--- START ---
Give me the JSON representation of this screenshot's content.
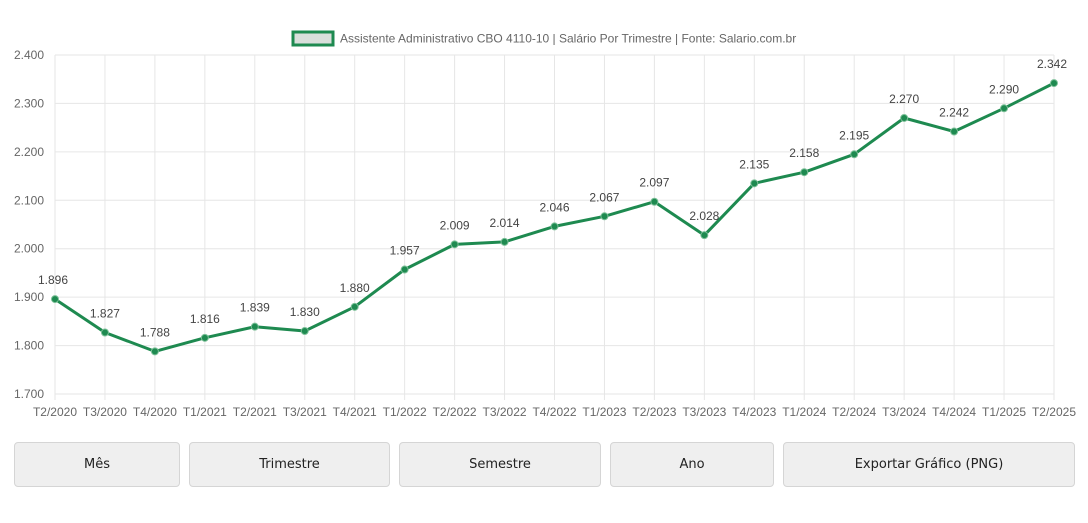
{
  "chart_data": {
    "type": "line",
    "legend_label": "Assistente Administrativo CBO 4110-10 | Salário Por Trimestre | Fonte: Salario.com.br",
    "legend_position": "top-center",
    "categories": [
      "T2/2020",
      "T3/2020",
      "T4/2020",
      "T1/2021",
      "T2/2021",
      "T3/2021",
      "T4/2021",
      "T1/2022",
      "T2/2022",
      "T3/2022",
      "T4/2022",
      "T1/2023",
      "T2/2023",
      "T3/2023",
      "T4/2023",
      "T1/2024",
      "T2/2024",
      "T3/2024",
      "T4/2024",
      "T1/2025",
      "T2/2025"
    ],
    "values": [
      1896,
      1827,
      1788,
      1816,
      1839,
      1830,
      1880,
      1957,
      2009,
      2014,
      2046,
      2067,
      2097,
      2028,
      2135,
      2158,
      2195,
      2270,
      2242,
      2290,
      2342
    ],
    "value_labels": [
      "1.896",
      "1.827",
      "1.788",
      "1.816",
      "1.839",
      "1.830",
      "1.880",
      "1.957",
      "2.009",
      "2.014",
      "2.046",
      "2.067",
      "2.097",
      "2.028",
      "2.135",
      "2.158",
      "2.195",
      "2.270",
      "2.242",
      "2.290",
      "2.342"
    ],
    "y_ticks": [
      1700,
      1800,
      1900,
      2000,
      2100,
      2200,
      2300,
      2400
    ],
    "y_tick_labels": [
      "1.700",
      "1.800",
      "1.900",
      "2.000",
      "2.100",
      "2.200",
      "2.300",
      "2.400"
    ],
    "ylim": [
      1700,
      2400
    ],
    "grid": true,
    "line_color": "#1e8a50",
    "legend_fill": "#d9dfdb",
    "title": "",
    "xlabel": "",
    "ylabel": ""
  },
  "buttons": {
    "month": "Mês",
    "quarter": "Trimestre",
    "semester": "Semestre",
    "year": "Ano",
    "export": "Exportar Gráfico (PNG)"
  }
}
--- END ---
--- START ---
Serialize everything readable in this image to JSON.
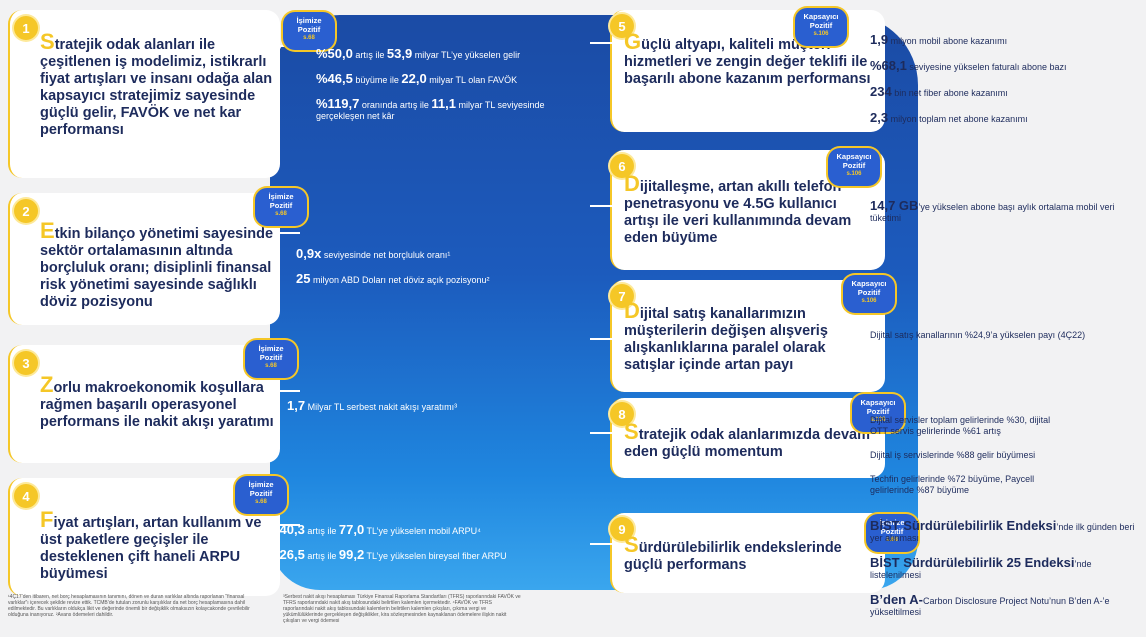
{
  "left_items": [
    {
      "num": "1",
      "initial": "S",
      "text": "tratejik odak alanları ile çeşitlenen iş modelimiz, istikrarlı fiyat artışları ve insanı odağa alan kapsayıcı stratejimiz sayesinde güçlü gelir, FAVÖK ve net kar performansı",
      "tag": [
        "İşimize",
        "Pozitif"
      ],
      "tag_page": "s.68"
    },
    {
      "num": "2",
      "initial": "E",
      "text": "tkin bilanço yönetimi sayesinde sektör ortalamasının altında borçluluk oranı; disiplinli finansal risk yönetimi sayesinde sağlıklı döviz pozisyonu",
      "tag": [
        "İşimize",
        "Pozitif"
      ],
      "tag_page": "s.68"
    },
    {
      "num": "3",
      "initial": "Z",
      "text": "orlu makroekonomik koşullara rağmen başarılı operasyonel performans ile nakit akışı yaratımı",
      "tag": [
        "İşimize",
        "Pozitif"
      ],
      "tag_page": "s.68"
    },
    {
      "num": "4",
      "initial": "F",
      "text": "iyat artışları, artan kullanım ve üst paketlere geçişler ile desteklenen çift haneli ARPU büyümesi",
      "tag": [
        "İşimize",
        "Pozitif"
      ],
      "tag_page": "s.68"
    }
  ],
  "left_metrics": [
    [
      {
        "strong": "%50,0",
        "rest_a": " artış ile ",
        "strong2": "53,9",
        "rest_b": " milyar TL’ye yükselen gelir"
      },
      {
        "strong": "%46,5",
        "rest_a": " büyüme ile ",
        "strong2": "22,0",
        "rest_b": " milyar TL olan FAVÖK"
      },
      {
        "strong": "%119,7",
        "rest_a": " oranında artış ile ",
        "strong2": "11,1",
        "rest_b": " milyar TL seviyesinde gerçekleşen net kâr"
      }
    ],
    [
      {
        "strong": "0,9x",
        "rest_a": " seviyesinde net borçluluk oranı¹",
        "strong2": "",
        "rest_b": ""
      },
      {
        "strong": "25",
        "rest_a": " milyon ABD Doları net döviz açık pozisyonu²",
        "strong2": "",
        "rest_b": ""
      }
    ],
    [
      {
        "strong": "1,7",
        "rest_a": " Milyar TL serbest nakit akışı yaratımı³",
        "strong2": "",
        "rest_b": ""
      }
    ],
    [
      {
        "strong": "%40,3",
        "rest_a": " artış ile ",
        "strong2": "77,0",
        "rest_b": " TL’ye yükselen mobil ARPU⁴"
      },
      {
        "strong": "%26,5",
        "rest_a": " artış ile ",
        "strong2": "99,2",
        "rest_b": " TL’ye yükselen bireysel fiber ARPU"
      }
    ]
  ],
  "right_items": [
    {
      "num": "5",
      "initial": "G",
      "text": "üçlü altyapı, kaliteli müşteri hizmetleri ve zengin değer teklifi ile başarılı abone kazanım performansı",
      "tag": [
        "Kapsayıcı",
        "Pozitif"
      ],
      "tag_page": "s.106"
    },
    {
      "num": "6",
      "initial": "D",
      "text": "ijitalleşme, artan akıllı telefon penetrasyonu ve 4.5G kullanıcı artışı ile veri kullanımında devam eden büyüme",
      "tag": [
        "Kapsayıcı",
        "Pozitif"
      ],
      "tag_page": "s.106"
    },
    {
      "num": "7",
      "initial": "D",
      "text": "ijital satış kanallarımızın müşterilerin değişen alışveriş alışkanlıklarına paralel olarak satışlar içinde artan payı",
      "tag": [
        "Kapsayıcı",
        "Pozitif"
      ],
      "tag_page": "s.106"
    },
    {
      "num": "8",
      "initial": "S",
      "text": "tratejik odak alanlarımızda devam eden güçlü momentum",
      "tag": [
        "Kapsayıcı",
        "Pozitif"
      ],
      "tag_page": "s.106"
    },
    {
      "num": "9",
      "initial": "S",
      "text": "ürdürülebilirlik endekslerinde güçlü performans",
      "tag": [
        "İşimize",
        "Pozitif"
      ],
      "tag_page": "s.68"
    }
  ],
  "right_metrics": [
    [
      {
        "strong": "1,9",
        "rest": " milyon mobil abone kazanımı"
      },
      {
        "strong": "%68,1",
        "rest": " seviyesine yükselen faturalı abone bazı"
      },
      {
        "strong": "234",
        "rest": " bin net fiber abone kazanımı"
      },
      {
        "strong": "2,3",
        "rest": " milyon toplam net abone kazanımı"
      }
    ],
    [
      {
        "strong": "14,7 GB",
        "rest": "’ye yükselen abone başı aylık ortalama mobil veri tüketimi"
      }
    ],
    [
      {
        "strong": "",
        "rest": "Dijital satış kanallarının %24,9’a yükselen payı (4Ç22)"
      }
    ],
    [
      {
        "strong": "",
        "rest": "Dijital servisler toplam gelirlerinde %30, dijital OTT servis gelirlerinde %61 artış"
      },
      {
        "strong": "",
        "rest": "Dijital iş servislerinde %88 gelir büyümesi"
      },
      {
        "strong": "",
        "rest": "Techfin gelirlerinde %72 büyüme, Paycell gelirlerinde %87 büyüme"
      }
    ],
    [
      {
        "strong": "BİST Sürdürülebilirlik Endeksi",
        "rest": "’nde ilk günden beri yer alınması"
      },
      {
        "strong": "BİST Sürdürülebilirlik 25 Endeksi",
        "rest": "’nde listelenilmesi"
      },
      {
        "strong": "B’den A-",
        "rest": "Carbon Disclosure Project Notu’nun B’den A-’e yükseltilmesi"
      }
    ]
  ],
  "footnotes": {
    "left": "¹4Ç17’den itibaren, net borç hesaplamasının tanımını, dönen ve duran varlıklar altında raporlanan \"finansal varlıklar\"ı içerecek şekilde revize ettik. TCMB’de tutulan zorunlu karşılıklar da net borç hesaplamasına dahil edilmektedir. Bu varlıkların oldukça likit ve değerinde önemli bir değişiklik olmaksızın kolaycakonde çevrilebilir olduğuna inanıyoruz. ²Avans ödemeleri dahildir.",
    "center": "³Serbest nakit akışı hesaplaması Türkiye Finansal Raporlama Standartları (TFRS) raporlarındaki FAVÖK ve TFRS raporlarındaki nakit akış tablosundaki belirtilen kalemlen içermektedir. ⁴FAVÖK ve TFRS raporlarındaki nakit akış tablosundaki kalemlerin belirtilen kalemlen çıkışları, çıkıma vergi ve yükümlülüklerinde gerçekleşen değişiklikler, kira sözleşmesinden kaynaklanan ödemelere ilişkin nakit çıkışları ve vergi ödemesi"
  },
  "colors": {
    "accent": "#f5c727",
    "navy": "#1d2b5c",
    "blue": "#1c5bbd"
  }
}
--- END ---
**Problem to solve:** Report only the number of lines in the records that include the word "büyümesi".

**Completed exercise:** 2